● **WHAT TO WORK ON**: From the line containing "Decode this image" through the last line of the entries below, repeat each line word for word and leave out the rest.

● **INFORMATION GIVEN**:
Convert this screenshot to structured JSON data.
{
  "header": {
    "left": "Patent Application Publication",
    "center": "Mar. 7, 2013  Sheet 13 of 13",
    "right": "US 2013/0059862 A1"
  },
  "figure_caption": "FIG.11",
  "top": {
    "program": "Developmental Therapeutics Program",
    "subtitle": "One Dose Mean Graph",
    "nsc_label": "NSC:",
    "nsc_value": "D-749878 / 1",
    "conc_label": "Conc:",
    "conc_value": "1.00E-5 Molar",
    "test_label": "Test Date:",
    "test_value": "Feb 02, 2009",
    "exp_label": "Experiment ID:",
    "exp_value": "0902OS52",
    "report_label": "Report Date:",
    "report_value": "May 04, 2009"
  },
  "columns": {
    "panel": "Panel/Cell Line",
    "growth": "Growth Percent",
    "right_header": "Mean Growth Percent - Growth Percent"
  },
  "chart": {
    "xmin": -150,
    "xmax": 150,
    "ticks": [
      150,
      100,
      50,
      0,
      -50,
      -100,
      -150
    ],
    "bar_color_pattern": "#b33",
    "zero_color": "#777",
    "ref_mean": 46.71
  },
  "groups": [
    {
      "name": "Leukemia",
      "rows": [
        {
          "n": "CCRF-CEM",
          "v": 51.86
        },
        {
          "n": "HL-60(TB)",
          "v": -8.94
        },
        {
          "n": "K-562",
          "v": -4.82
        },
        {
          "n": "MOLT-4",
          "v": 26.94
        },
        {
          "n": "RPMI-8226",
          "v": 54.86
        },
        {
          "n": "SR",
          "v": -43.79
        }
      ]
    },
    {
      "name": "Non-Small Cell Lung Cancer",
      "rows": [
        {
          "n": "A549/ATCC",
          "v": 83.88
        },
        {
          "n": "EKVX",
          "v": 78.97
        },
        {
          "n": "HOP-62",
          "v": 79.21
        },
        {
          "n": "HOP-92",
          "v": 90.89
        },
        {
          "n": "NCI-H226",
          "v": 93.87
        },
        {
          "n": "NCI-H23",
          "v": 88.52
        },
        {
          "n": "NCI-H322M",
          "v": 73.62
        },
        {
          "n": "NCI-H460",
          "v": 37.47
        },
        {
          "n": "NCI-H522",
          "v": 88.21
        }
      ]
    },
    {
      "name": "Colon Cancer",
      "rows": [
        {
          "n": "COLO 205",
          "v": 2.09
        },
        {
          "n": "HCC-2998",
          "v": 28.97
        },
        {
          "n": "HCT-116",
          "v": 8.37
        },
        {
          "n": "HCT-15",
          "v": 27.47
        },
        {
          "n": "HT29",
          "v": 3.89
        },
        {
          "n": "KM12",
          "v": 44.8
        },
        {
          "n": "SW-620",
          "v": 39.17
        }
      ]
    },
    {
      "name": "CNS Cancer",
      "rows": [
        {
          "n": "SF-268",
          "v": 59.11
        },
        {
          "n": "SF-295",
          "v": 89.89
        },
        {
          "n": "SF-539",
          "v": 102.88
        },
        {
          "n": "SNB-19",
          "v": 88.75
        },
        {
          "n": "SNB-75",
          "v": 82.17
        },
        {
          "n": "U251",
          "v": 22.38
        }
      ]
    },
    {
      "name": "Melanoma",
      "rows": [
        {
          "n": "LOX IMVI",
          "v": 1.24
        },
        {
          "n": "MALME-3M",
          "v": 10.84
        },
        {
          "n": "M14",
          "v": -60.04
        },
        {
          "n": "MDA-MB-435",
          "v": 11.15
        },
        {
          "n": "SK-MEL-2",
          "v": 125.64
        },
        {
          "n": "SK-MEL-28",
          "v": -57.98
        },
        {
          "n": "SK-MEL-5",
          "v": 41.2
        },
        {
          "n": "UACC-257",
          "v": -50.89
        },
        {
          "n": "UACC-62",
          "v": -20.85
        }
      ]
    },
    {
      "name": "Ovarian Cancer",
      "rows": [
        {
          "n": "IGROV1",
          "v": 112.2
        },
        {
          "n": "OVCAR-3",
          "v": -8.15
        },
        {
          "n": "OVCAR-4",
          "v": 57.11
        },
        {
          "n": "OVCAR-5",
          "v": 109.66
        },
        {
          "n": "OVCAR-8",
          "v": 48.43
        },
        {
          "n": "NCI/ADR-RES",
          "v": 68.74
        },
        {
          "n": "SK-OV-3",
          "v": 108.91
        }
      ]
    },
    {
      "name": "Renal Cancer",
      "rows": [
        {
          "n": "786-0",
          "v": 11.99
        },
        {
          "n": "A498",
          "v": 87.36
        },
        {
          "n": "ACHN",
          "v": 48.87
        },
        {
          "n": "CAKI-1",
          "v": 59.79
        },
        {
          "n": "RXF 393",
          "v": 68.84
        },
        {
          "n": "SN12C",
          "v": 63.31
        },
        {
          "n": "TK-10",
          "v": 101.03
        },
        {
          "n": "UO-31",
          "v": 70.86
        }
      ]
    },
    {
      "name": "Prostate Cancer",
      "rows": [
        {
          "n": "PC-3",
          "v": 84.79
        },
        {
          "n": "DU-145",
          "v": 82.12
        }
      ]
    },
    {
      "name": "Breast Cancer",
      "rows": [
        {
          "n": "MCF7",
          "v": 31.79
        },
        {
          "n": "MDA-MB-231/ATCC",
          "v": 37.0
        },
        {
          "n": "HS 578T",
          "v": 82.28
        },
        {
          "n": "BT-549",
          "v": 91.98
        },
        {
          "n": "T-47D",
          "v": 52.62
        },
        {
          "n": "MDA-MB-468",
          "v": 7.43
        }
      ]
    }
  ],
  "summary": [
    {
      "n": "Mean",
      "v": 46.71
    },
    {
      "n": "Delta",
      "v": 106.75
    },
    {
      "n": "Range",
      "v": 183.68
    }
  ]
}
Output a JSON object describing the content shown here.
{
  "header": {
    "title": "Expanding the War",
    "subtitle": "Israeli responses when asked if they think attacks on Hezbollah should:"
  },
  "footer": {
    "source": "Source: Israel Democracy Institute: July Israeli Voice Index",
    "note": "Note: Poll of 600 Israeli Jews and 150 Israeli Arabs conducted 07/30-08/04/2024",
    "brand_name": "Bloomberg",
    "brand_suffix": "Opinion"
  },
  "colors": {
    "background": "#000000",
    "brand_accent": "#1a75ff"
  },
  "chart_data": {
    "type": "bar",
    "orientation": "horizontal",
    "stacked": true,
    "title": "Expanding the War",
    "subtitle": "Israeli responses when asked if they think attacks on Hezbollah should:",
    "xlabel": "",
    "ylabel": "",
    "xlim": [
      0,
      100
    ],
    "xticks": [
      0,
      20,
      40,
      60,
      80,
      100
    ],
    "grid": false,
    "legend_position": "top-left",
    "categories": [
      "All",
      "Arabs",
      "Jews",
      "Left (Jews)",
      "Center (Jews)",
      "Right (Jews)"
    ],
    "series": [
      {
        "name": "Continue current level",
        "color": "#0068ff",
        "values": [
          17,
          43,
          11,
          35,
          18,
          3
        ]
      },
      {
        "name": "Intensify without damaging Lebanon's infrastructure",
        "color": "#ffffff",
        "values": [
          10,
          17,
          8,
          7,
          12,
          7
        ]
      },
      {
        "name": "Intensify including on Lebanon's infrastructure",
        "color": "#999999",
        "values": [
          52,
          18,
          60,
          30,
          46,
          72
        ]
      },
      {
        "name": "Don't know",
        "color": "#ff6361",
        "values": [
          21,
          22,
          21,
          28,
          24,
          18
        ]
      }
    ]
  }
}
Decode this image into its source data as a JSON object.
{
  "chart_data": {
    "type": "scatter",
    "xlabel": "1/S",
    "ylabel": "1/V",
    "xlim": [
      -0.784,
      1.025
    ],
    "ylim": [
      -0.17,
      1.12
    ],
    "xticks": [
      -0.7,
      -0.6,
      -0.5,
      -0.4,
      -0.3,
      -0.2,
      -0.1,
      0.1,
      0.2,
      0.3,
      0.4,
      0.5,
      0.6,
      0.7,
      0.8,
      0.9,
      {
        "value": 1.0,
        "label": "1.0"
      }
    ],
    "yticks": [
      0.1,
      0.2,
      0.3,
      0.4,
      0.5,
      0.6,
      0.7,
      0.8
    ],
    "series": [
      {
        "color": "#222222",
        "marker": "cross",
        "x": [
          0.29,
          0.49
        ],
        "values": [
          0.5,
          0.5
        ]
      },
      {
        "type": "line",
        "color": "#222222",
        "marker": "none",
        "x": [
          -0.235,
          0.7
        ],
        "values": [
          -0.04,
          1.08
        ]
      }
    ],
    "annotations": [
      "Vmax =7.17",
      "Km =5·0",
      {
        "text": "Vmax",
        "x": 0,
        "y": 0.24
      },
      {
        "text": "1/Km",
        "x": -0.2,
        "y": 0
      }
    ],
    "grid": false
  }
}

● **RESPONSE FOR THIS EXERCISE**:
Decode this image into its source data as a JSON object.
{
  "chart_data": {
    "type": "scatter",
    "xlabel": "1/S",
    "ylabel": "1/V",
    "xlim": [
      -0.784,
      1.025
    ],
    "ylim": [
      -0.17,
      1.12
    ],
    "xticks": [
      -0.7,
      -0.6,
      -0.5,
      -0.4,
      -0.3,
      -0.2,
      -0.1,
      0.1,
      0.2,
      0.3,
      0.4,
      0.5,
      0.6,
      0.7,
      0.8,
      0.9,
      {
        "value": 1.0,
        "label": "1.0"
      }
    ],
    "yticks": [
      0.1,
      0.2,
      0.3,
      0.4,
      0.5,
      0.6,
      0.7,
      0.8
    ],
    "series": [
      {
        "color": "#222222",
        "marker": "cross",
        "x": [
          0.29,
          0.49
        ],
        "values": [
          0.5,
          0.5
        ]
      },
      {
        "type": "line",
        "color": "#222222",
        "marker": "none",
        "x": [
          -0.235,
          0.7
        ],
        "values": [
          -0.04,
          1.08
        ]
      }
    ],
    "annotations": [
      "Vmax =7.17",
      "Km =5·0",
      {
        "text": "Vmax",
        "x": 0,
        "y": 0.24
      },
      {
        "text": "1/Km",
        "x": -0.2,
        "y": 0
      }
    ],
    "grid": false
  }
}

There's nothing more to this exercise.